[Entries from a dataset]
◇ ◇ ◇

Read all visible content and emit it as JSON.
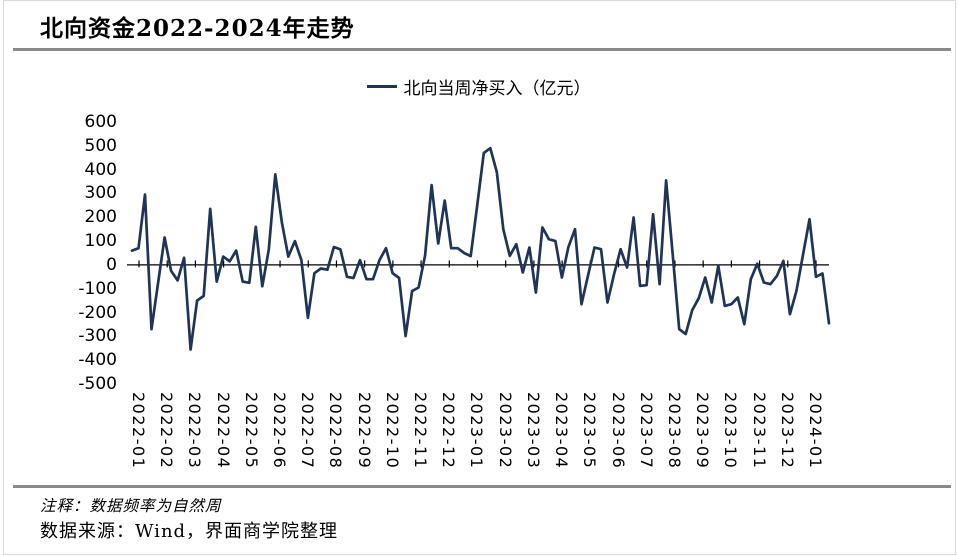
{
  "header": {
    "title": "北向资金2022-2024年走势"
  },
  "legend": {
    "label": "北向当周净买入（亿元）"
  },
  "footer": {
    "note": "注释：数据频率为自然周",
    "source": "数据来源：Wind，界面商学院整理"
  },
  "colors": {
    "line": "#1f3456",
    "axis": "#000000",
    "rule": "#8a8a8a",
    "border": "#d9d9d9"
  },
  "chart_data": {
    "type": "line",
    "title": "北向资金2022-2024年走势",
    "xlabel": "",
    "ylabel": "",
    "ylim": [
      -500,
      600
    ],
    "y_ticks": [
      600,
      500,
      400,
      300,
      200,
      100,
      0,
      -100,
      -200,
      -300,
      -400,
      -500
    ],
    "grid": false,
    "legend_position": "top-center",
    "x_unit": "week",
    "x_label_rotation": 90,
    "x_tick_labels": [
      "2022-01",
      "2022-02",
      "2022-03",
      "2022-04",
      "2022-05",
      "2022-06",
      "2022-07",
      "2022-08",
      "2022-09",
      "2022-10",
      "2022-11",
      "2022-12",
      "2023-01",
      "2023-02",
      "2023-03",
      "2023-04",
      "2023-05",
      "2023-06",
      "2023-07",
      "2023-08",
      "2023-09",
      "2023-10",
      "2023-11",
      "2023-12",
      "2024-01"
    ],
    "series": [
      {
        "name": "北向当周净买入（亿元）",
        "values": [
          60,
          70,
          295,
          -270,
          -75,
          115,
          -25,
          -65,
          30,
          -355,
          -150,
          -130,
          235,
          -70,
          35,
          15,
          60,
          -70,
          -75,
          160,
          -90,
          65,
          380,
          180,
          35,
          100,
          20,
          -222,
          -35,
          -15,
          -20,
          75,
          65,
          -50,
          -55,
          20,
          -60,
          -60,
          20,
          70,
          -35,
          -55,
          -299,
          -110,
          -95,
          40,
          335,
          90,
          270,
          70,
          70,
          50,
          37,
          250,
          470,
          490,
          390,
          150,
          38,
          87,
          -32,
          73,
          -116,
          157,
          108,
          100,
          -53,
          75,
          150,
          -165,
          -45,
          73,
          66,
          -158,
          -40,
          66,
          -11,
          199,
          -88,
          -85,
          213,
          -81,
          355,
          45,
          -270,
          -290,
          -190,
          -140,
          -53,
          -158,
          -4,
          -172,
          -165,
          -137,
          -249,
          -60,
          5,
          -74,
          -81,
          -46,
          17,
          -207,
          -110,
          40,
          192,
          -50,
          -36,
          -245
        ]
      }
    ]
  }
}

◇ ◇ ◇

- **SET PROBLEM**
Exactly as written, return every line of the listing, but not the pictures.

- **FINAL RESULT**
Read all visible content and emit it as JSON.
{
  "header": {
    "title": "北向资金2022-2024年走势"
  },
  "legend": {
    "label": "北向当周净买入（亿元）"
  },
  "footer": {
    "note": "注释：数据频率为自然周",
    "source": "数据来源：Wind，界面商学院整理"
  },
  "colors": {
    "line": "#1f3456",
    "axis": "#000000",
    "rule": "#8a8a8a",
    "border": "#d9d9d9"
  },
  "chart_data": {
    "type": "line",
    "title": "北向资金2022-2024年走势",
    "xlabel": "",
    "ylabel": "",
    "ylim": [
      -500,
      600
    ],
    "y_ticks": [
      600,
      500,
      400,
      300,
      200,
      100,
      0,
      -100,
      -200,
      -300,
      -400,
      -500
    ],
    "grid": false,
    "legend_position": "top-center",
    "x_unit": "week",
    "x_label_rotation": 90,
    "x_tick_labels": [
      "2022-01",
      "2022-02",
      "2022-03",
      "2022-04",
      "2022-05",
      "2022-06",
      "2022-07",
      "2022-08",
      "2022-09",
      "2022-10",
      "2022-11",
      "2022-12",
      "2023-01",
      "2023-02",
      "2023-03",
      "2023-04",
      "2023-05",
      "2023-06",
      "2023-07",
      "2023-08",
      "2023-09",
      "2023-10",
      "2023-11",
      "2023-12",
      "2024-01"
    ],
    "series": [
      {
        "name": "北向当周净买入（亿元）",
        "values": [
          60,
          70,
          295,
          -270,
          -75,
          115,
          -25,
          -65,
          30,
          -355,
          -150,
          -130,
          235,
          -70,
          35,
          15,
          60,
          -70,
          -75,
          160,
          -90,
          65,
          380,
          180,
          35,
          100,
          20,
          -222,
          -35,
          -15,
          -20,
          75,
          65,
          -50,
          -55,
          20,
          -60,
          -60,
          20,
          70,
          -35,
          -55,
          -299,
          -110,
          -95,
          40,
          335,
          90,
          270,
          70,
          70,
          50,
          37,
          250,
          470,
          490,
          390,
          150,
          38,
          87,
          -32,
          73,
          -116,
          157,
          108,
          100,
          -53,
          75,
          150,
          -165,
          -45,
          73,
          66,
          -158,
          -40,
          66,
          -11,
          199,
          -88,
          -85,
          213,
          -81,
          355,
          45,
          -270,
          -290,
          -190,
          -140,
          -53,
          -158,
          -4,
          -172,
          -165,
          -137,
          -249,
          -60,
          5,
          -74,
          -81,
          -46,
          17,
          -207,
          -110,
          40,
          192,
          -50,
          -36,
          -245
        ]
      }
    ]
  }
}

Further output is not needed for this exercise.